▶ **THE TASK**:
All records should be reproduced verbatim.

▶ **Data items**:
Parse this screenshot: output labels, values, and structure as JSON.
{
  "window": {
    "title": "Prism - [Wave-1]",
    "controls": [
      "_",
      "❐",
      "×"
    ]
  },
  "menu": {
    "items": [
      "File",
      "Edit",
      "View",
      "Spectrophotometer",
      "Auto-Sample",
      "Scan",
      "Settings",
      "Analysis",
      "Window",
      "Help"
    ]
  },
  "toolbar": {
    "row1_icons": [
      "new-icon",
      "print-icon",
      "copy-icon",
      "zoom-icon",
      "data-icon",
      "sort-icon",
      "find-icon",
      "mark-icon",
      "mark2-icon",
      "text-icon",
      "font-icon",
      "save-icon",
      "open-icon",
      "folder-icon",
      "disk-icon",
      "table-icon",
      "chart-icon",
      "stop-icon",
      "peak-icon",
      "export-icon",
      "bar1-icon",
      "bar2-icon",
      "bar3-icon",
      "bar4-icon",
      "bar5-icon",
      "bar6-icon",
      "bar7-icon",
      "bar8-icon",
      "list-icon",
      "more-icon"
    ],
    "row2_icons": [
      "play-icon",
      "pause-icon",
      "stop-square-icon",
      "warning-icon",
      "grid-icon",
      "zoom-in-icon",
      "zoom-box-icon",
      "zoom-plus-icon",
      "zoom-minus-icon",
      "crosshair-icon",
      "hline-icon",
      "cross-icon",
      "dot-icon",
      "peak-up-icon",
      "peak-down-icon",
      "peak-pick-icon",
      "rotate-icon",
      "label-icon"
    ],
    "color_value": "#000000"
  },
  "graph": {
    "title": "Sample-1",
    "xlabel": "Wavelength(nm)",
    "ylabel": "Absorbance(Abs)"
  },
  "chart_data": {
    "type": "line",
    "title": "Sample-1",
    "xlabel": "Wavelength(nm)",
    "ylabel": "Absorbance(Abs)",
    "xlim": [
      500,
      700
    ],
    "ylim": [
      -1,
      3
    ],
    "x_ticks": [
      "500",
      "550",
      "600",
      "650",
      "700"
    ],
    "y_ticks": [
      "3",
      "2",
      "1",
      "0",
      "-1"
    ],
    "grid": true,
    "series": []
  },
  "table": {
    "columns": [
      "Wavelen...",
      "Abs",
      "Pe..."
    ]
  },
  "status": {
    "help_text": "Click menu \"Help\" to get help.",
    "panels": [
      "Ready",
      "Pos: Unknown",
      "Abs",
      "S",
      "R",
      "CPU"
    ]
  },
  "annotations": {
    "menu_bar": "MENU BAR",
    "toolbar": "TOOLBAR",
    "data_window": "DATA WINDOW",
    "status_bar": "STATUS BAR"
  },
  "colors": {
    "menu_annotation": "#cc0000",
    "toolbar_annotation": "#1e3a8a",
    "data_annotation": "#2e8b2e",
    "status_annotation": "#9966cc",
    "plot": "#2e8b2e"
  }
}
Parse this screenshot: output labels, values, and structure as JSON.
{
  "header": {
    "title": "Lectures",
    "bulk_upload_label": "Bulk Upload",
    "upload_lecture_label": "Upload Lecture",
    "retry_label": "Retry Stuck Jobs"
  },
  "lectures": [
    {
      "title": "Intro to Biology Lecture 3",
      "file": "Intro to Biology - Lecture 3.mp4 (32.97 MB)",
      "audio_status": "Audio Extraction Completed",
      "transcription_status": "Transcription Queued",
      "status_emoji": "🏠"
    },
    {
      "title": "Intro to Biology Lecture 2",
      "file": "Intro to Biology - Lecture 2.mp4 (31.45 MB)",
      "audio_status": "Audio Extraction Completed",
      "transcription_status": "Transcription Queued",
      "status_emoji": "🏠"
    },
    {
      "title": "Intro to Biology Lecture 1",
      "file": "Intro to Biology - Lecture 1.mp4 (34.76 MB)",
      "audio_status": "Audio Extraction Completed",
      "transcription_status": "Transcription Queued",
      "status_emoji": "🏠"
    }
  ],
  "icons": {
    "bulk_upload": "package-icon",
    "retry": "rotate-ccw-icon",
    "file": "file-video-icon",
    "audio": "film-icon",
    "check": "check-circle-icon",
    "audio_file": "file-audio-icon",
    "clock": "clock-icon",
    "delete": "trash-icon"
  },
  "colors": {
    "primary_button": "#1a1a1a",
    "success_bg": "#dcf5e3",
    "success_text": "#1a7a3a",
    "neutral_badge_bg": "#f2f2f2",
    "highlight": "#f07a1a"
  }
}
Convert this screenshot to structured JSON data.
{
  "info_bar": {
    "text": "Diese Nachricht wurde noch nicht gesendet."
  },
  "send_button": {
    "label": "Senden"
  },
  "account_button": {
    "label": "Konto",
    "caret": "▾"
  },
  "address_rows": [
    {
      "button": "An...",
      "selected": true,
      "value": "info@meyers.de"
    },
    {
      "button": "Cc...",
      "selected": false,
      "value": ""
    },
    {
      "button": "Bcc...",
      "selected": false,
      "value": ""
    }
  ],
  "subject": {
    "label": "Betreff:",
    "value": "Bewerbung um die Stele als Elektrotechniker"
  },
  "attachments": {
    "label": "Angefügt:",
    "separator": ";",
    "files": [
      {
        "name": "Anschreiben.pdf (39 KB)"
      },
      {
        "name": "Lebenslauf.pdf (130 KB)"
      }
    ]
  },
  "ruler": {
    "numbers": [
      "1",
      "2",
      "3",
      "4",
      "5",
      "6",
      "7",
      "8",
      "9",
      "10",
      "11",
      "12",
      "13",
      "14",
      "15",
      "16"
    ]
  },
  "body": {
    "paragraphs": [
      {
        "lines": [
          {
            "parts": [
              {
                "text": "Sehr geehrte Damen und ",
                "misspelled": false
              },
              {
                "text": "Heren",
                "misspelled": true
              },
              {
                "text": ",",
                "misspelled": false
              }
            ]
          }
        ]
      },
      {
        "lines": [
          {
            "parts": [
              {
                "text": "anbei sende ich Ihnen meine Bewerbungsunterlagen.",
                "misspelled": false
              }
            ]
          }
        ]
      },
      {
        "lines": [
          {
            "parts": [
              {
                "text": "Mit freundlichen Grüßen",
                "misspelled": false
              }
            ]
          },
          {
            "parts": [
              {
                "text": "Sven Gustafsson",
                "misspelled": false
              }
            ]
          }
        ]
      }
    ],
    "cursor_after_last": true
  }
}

▶ **SOLVED PROBLEM**:
Parse this screenshot: output labels, values, and structure as JSON.
{
  "window": {
    "title": "Prism - [Wave-1]",
    "controls": [
      "_",
      "❐",
      "×"
    ]
  },
  "menu": {
    "items": [
      "File",
      "Edit",
      "View",
      "Spectrophotometer",
      "Auto-Sample",
      "Scan",
      "Settings",
      "Analysis",
      "Window",
      "Help"
    ]
  },
  "toolbar": {
    "row1_icons": [
      "new-icon",
      "print-icon",
      "copy-icon",
      "zoom-icon",
      "data-icon",
      "sort-icon",
      "find-icon",
      "mark-icon",
      "mark2-icon",
      "text-icon",
      "font-icon",
      "save-icon",
      "open-icon",
      "folder-icon",
      "disk-icon",
      "table-icon",
      "chart-icon",
      "stop-icon",
      "peak-icon",
      "export-icon",
      "bar1-icon",
      "bar2-icon",
      "bar3-icon",
      "bar4-icon",
      "bar5-icon",
      "bar6-icon",
      "bar7-icon",
      "bar8-icon",
      "list-icon",
      "more-icon"
    ],
    "row2_icons": [
      "play-icon",
      "pause-icon",
      "stop-square-icon",
      "warning-icon",
      "grid-icon",
      "zoom-in-icon",
      "zoom-box-icon",
      "zoom-plus-icon",
      "zoom-minus-icon",
      "crosshair-icon",
      "hline-icon",
      "cross-icon",
      "dot-icon",
      "peak-up-icon",
      "peak-down-icon",
      "peak-pick-icon",
      "rotate-icon",
      "label-icon"
    ],
    "color_value": "#000000"
  },
  "graph": {
    "title": "Sample-1",
    "xlabel": "Wavelength(nm)",
    "ylabel": "Absorbance(Abs)"
  },
  "chart_data": {
    "type": "line",
    "title": "Sample-1",
    "xlabel": "Wavelength(nm)",
    "ylabel": "Absorbance(Abs)",
    "xlim": [
      500,
      700
    ],
    "ylim": [
      -1,
      3
    ],
    "x_ticks": [
      "500",
      "550",
      "600",
      "650",
      "700"
    ],
    "y_ticks": [
      "3",
      "2",
      "1",
      "0",
      "-1"
    ],
    "grid": true,
    "series": []
  },
  "table": {
    "columns": [
      "Wavelen...",
      "Abs",
      "Pe..."
    ]
  },
  "status": {
    "help_text": "Click menu \"Help\" to get help.",
    "panels": [
      "Ready",
      "Pos: Unknown",
      "Abs",
      "S",
      "R",
      "CPU"
    ]
  },
  "annotations": {
    "menu_bar": "MENU BAR",
    "toolbar": "TOOLBAR",
    "data_window": "DATA WINDOW",
    "status_bar": "STATUS BAR"
  },
  "colors": {
    "menu_annotation": "#cc0000",
    "toolbar_annotation": "#1e3a8a",
    "data_annotation": "#2e8b2e",
    "status_annotation": "#9966cc",
    "plot": "#2e8b2e"
  }
}
Parse this screenshot: output labels, values, and structure as JSON.
{
  "header": {
    "title": "Lectures",
    "bulk_upload_label": "Bulk Upload",
    "upload_lecture_label": "Upload Lecture",
    "retry_label": "Retry Stuck Jobs"
  },
  "lectures": [
    {
      "title": "Intro to Biology Lecture 3",
      "file": "Intro to Biology - Lecture 3.mp4 (32.97 MB)",
      "audio_status": "Audio Extraction Completed",
      "transcription_status": "Transcription Queued",
      "status_emoji": "🏠"
    },
    {
      "title": "Intro to Biology Lecture 2",
      "file": "Intro to Biology - Lecture 2.mp4 (31.45 MB)",
      "audio_status": "Audio Extraction Completed",
      "transcription_status": "Transcription Queued",
      "status_emoji": "🏠"
    },
    {
      "title": "Intro to Biology Lecture 1",
      "file": "Intro to Biology - Lecture 1.mp4 (34.76 MB)",
      "audio_status": "Audio Extraction Completed",
      "transcription_status": "Transcription Queued",
      "status_emoji": "🏠"
    }
  ],
  "icons": {
    "bulk_upload": "package-icon",
    "retry": "rotate-ccw-icon",
    "file": "file-video-icon",
    "audio": "film-icon",
    "check": "check-circle-icon",
    "audio_file": "file-audio-icon",
    "clock": "clock-icon",
    "delete": "trash-icon"
  },
  "colors": {
    "primary_button": "#1a1a1a",
    "success_bg": "#dcf5e3",
    "success_text": "#1a7a3a",
    "neutral_badge_bg": "#f2f2f2",
    "highlight": "#f07a1a"
  }
}
Convert this screenshot to structured JSON data.
{
  "info_bar": {
    "text": "Diese Nachricht wurde noch nicht gesendet."
  },
  "send_button": {
    "label": "Senden"
  },
  "account_button": {
    "label": "Konto",
    "caret": "▾"
  },
  "address_rows": [
    {
      "button": "An...",
      "selected": true,
      "value": "info@meyers.de"
    },
    {
      "button": "Cc...",
      "selected": false,
      "value": ""
    },
    {
      "button": "Bcc...",
      "selected": false,
      "value": ""
    }
  ],
  "subject": {
    "label": "Betreff:",
    "value": "Bewerbung um die Stele als Elektrotechniker"
  },
  "attachments": {
    "label": "Angefügt:",
    "separator": ";",
    "files": [
      {
        "name": "Anschreiben.pdf (39 KB)"
      },
      {
        "name": "Lebenslauf.pdf (130 KB)"
      }
    ]
  },
  "ruler": {
    "numbers": [
      "1",
      "2",
      "3",
      "4",
      "5",
      "6",
      "7",
      "8",
      "9",
      "10",
      "11",
      "12",
      "13",
      "14",
      "15",
      "16"
    ]
  },
  "body": {
    "paragraphs": [
      {
        "lines": [
          {
            "parts": [
              {
                "text": "Sehr geehrte Damen und ",
                "misspelled": false
              },
              {
                "text": "Heren",
                "misspelled": true
              },
              {
                "text": ",",
                "misspelled": false
              }
            ]
          }
        ]
      },
      {
        "lines": [
          {
            "parts": [
              {
                "text": "anbei sende ich Ihnen meine Bewerbungsunterlagen.",
                "misspelled": false
              }
            ]
          }
        ]
      },
      {
        "lines": [
          {
            "parts": [
              {
                "text": "Mit freundlichen Grüßen",
                "misspelled": false
              }
            ]
          },
          {
            "parts": [
              {
                "text": "Sven Gustafsson",
                "misspelled": false
              }
            ]
          }
        ]
      }
    ],
    "cursor_after_last": true
  }
}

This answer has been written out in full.